→ Written problem
Of the lines in the listing below, how many hold "Demenz"? Answer with the number only.

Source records

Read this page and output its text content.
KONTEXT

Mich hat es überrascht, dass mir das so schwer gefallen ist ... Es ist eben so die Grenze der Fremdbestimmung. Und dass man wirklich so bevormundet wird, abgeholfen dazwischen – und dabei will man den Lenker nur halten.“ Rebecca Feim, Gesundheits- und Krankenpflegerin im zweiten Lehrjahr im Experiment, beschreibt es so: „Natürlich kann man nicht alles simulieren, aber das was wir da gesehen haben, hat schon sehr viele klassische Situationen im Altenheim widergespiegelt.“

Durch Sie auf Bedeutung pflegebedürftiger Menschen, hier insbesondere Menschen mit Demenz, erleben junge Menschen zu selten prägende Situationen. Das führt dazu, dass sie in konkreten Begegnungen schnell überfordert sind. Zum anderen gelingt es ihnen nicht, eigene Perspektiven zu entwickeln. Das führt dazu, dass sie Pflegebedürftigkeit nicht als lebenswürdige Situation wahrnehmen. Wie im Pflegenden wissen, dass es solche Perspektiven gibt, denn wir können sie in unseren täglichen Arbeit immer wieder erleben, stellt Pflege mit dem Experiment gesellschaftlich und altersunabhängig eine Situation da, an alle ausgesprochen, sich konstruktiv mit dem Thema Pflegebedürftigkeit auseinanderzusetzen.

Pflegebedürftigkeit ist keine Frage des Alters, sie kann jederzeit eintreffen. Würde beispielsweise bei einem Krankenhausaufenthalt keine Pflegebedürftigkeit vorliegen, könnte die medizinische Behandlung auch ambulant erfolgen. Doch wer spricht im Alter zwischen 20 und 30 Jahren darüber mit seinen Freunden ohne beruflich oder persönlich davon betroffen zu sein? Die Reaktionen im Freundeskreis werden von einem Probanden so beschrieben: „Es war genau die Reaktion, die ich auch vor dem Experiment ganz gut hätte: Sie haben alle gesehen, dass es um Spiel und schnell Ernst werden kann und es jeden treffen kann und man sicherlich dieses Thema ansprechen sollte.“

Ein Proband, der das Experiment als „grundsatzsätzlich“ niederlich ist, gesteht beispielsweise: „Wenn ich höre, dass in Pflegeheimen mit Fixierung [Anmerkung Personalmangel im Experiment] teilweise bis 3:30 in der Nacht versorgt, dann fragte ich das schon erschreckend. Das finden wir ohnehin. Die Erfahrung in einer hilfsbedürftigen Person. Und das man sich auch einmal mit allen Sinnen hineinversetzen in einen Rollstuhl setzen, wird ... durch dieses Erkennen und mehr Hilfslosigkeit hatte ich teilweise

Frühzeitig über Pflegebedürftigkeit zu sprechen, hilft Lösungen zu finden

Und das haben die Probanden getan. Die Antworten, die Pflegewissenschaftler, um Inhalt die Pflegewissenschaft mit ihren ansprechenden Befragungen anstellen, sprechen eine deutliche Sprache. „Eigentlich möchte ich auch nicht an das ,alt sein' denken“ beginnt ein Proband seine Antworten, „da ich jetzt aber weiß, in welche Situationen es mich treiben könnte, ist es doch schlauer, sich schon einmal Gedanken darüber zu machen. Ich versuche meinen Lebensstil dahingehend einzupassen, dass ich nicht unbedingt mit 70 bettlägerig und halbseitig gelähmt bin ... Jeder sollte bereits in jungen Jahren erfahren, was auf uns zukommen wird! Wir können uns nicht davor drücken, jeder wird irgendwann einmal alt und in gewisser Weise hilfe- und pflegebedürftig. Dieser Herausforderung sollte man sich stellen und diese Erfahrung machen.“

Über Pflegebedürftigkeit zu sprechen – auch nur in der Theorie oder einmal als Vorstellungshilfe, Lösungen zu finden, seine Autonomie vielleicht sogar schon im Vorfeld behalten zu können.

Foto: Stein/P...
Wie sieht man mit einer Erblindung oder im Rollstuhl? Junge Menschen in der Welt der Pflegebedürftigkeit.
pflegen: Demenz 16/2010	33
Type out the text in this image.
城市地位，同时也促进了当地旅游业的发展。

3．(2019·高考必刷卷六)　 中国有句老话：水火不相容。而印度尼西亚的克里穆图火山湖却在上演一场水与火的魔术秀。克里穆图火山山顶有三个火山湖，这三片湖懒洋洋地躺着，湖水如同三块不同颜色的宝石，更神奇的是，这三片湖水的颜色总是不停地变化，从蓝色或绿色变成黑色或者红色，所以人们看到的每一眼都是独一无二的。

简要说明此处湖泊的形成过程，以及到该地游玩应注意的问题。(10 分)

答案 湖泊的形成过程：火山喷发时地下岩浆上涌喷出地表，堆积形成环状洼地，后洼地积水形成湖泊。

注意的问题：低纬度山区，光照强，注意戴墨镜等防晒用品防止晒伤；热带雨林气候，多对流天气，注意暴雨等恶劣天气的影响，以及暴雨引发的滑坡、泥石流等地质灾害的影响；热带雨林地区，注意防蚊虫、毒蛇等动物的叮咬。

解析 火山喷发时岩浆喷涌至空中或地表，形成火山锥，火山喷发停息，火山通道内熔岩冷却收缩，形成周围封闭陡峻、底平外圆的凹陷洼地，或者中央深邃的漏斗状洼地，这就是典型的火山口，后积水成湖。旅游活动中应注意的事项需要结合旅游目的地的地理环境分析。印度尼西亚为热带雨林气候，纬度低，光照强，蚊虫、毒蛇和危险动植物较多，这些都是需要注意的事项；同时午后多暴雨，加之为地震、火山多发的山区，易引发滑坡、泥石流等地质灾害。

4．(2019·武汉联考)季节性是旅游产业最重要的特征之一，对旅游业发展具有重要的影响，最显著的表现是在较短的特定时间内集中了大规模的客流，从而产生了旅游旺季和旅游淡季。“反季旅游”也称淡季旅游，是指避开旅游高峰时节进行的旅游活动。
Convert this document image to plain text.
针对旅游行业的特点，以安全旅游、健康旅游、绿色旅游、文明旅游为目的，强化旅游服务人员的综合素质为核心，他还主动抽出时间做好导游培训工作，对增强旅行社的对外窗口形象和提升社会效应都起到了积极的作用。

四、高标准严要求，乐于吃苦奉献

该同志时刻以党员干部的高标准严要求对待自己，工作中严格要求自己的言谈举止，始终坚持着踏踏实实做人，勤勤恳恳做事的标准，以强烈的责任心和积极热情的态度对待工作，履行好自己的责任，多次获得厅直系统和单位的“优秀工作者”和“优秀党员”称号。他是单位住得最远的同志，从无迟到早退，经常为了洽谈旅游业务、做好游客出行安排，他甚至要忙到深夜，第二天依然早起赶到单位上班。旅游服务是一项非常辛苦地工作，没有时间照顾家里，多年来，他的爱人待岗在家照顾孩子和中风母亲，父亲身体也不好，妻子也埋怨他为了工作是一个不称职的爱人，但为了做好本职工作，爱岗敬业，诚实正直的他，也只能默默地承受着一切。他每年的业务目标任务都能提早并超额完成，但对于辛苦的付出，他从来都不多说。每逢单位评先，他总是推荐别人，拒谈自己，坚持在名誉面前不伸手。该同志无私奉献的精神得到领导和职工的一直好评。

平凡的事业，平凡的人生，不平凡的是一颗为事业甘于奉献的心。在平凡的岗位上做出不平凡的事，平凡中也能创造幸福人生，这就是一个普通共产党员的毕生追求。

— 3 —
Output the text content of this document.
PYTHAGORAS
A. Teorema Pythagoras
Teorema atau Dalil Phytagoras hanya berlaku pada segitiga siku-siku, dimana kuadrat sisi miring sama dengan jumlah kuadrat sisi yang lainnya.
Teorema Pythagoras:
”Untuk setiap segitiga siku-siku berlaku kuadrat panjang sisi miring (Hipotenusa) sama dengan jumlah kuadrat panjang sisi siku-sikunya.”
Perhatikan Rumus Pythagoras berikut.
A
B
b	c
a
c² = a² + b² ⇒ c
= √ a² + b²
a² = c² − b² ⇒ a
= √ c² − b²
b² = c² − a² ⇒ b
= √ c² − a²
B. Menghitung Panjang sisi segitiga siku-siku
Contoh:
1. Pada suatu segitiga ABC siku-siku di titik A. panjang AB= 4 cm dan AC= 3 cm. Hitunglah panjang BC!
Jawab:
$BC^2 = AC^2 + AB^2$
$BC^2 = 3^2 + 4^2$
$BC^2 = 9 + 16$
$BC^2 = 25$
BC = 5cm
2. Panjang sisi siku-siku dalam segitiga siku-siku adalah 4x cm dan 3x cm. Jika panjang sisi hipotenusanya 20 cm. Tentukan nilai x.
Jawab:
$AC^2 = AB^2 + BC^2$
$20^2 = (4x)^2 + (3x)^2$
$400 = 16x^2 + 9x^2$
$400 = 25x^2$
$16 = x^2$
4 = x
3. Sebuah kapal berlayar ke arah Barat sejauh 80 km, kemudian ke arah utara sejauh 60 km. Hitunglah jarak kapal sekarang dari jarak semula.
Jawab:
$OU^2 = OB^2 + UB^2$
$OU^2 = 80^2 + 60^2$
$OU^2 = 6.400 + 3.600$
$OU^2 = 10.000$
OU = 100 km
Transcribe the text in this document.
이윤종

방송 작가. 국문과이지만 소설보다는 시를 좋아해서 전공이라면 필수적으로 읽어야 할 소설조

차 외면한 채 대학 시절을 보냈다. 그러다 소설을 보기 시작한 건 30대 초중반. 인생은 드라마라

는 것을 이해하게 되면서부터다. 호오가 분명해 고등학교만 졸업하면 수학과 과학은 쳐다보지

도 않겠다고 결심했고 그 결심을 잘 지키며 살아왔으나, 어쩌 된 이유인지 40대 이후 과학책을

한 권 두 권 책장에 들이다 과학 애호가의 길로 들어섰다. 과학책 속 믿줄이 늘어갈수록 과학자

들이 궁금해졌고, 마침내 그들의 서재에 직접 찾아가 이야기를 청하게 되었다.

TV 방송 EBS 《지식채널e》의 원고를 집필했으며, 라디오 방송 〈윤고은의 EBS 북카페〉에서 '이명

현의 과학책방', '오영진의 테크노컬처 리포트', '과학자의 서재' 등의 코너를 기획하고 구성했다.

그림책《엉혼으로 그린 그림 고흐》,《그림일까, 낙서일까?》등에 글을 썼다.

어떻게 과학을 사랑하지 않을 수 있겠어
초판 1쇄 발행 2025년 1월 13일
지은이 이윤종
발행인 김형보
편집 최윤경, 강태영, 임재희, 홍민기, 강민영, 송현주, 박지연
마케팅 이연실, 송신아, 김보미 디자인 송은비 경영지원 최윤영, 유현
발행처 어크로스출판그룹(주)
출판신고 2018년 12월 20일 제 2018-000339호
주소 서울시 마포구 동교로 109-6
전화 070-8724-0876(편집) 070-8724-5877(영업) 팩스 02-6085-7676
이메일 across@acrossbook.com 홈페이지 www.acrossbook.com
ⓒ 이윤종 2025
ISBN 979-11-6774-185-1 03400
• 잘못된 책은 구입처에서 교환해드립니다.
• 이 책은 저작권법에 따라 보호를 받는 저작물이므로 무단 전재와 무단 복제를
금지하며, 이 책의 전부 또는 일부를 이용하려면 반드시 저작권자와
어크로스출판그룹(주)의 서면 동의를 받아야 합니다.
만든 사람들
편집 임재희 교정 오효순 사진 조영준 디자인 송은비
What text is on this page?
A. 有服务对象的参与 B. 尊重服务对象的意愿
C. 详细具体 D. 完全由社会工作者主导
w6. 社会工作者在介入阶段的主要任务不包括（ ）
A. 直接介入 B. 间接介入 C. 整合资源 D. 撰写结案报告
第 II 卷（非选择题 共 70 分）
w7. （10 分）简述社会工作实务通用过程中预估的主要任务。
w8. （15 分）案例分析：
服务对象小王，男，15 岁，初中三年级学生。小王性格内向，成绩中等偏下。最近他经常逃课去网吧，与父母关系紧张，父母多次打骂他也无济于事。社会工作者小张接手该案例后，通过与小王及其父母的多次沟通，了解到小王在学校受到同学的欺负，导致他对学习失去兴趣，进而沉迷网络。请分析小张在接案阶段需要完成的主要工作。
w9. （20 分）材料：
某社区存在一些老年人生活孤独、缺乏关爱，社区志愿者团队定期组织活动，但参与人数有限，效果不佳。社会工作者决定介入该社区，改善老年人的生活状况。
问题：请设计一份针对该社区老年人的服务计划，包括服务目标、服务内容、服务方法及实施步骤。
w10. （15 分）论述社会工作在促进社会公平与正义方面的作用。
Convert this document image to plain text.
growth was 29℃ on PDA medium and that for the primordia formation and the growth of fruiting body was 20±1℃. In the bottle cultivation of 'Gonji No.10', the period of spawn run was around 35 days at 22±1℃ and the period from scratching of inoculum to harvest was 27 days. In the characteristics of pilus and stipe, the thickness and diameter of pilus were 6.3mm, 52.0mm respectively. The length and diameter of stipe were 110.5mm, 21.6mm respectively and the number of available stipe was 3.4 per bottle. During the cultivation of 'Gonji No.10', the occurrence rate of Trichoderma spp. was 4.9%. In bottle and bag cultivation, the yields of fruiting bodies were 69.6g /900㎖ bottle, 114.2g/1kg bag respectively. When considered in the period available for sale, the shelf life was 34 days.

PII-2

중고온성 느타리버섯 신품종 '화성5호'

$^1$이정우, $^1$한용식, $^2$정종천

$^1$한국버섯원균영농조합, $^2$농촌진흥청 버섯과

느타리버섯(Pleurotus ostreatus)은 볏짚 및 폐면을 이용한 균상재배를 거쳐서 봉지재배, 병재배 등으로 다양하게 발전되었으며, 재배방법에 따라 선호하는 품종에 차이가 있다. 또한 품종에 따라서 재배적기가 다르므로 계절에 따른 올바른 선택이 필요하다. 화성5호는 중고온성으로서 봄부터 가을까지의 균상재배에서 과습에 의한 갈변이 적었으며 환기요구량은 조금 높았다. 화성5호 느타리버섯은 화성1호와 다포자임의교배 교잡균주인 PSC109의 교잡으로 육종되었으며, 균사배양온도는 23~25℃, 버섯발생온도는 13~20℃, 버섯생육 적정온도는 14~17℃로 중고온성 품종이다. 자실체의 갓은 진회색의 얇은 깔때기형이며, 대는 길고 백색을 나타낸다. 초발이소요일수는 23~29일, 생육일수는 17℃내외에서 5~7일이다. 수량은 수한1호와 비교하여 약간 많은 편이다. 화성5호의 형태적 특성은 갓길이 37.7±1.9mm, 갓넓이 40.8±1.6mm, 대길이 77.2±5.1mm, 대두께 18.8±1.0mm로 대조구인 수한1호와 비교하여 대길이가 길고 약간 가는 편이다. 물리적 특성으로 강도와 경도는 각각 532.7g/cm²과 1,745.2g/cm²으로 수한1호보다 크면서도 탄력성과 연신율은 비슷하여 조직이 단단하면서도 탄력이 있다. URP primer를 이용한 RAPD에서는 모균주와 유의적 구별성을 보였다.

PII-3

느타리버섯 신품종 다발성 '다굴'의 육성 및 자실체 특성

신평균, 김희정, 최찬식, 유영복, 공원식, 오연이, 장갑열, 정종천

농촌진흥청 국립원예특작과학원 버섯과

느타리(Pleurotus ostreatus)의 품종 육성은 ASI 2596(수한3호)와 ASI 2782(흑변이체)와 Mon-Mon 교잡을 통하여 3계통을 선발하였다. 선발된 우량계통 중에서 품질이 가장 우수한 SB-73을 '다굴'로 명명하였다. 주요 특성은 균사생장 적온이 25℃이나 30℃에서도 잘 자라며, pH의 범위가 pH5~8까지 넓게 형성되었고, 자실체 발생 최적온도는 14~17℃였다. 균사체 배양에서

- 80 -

→ Answer
2